Read the listing and extract each line that includes the word "type".

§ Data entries
-------------------------

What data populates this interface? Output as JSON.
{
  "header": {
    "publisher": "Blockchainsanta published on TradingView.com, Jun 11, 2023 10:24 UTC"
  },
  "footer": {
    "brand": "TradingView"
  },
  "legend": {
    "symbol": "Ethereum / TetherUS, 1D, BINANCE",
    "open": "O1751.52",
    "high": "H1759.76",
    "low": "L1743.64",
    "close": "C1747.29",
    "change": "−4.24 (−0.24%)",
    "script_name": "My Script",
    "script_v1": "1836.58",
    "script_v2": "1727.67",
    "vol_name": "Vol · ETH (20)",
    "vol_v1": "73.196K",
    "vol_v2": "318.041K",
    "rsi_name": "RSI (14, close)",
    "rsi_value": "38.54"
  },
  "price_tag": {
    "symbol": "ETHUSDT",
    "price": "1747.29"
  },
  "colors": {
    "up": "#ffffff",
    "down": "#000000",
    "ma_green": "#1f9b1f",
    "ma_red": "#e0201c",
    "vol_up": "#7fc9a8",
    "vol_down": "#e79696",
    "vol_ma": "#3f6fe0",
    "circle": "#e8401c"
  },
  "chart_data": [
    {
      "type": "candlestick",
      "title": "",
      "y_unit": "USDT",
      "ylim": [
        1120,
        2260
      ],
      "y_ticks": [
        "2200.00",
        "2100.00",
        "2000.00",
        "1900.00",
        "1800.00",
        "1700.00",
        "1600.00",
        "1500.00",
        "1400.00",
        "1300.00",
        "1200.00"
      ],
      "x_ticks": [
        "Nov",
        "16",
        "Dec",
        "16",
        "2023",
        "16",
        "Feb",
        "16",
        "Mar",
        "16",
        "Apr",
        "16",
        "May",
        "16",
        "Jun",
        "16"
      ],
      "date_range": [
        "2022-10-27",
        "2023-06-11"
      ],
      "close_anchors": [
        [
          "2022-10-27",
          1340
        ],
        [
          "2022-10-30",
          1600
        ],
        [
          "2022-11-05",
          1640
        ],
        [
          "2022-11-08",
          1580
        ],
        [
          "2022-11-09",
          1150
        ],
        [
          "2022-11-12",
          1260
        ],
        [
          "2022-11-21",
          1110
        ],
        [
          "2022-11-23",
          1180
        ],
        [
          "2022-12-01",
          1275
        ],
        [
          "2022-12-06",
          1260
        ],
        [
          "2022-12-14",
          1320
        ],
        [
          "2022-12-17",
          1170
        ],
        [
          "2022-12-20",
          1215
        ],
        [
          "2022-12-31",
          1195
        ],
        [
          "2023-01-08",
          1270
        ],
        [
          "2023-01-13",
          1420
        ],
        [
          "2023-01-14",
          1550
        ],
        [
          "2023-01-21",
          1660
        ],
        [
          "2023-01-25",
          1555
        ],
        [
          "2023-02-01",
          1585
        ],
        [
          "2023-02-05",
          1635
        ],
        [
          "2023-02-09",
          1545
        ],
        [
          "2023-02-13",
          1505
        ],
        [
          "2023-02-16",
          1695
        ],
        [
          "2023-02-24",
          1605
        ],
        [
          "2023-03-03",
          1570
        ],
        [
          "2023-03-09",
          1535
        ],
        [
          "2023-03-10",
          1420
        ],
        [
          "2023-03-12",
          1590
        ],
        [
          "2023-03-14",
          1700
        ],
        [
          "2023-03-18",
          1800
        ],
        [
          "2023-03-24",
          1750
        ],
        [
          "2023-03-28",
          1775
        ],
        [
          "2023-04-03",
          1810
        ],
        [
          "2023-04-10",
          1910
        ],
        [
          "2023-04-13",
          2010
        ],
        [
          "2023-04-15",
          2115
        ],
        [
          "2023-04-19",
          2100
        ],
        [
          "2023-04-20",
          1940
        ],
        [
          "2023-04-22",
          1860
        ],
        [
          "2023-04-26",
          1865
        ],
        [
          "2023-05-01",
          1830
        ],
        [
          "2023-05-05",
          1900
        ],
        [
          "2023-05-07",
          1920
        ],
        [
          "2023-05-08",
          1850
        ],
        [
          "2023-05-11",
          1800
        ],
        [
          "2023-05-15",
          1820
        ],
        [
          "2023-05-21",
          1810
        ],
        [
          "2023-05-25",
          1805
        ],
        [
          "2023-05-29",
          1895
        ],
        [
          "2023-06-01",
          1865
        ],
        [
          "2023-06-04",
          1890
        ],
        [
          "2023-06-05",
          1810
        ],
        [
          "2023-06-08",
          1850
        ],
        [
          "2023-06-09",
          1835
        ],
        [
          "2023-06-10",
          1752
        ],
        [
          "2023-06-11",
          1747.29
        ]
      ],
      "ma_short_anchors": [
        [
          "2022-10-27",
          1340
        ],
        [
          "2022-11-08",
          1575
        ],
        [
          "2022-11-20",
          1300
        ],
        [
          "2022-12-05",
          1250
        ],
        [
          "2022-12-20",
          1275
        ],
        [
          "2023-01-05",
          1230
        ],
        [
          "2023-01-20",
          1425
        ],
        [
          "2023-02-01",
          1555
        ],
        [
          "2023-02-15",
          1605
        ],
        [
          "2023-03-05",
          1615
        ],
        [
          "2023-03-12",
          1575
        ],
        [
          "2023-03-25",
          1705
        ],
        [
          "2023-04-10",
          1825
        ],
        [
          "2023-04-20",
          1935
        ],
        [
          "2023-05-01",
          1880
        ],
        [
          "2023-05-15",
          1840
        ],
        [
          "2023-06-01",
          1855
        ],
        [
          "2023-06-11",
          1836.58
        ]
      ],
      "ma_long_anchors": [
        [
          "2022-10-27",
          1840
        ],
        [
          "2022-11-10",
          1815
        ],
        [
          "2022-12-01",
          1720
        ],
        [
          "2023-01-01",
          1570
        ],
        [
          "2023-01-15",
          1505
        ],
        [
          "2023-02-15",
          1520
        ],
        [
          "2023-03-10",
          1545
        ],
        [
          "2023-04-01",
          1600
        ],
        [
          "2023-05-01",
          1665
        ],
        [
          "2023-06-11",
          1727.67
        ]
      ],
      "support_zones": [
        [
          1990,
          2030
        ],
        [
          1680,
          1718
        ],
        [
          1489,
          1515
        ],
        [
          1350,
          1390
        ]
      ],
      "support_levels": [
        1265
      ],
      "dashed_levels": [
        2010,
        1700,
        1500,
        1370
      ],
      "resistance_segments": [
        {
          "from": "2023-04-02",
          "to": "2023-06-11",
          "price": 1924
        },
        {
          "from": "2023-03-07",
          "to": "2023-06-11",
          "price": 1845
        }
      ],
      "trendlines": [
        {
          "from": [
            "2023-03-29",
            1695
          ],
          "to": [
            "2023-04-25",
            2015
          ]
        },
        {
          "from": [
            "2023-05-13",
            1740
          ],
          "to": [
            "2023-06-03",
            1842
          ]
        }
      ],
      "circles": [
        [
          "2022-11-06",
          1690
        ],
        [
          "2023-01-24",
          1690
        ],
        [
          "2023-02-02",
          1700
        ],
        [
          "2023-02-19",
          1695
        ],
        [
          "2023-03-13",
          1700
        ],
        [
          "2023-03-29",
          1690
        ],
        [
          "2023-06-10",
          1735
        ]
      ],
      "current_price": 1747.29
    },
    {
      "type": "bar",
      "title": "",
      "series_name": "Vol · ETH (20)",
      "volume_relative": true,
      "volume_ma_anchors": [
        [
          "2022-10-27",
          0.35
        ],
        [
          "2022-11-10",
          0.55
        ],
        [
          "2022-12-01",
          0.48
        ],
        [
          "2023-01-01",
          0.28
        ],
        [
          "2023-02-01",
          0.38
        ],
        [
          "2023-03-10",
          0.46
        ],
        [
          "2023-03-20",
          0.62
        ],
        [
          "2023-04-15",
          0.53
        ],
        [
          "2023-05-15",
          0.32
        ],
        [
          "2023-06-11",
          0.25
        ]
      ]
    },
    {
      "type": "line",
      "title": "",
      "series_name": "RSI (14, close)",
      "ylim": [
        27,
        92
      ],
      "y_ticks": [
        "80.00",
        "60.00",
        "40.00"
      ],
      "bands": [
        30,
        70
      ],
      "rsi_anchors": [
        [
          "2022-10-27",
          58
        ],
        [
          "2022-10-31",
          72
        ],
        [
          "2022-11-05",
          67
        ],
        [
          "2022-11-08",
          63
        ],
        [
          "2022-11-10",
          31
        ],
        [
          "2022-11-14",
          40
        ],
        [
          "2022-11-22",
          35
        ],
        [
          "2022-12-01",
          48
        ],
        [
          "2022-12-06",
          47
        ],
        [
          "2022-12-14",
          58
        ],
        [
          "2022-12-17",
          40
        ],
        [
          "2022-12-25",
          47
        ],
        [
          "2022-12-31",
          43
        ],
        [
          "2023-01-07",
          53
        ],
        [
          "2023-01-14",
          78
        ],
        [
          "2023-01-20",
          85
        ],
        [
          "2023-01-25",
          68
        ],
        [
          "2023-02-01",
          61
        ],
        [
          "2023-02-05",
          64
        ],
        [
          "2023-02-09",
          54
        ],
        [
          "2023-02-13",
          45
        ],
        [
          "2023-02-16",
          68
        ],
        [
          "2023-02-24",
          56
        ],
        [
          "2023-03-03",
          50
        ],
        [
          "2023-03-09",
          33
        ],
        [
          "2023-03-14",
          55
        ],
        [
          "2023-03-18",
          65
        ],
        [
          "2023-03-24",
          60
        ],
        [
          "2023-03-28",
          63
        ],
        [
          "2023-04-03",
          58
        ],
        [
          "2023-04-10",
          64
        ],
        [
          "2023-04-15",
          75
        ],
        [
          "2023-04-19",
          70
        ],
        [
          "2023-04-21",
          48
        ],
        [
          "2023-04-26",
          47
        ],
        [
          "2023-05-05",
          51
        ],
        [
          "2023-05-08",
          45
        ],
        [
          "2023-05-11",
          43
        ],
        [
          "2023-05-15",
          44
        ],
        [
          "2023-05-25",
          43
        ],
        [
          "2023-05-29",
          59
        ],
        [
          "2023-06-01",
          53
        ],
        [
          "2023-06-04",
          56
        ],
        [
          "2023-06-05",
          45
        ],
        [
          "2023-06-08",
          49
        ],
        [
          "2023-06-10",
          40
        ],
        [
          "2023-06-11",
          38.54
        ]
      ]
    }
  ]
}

-------------------------

§ EXERCISE RESPONSE
      "type": "candlestick",
      "type": "bar",
      "type": "line",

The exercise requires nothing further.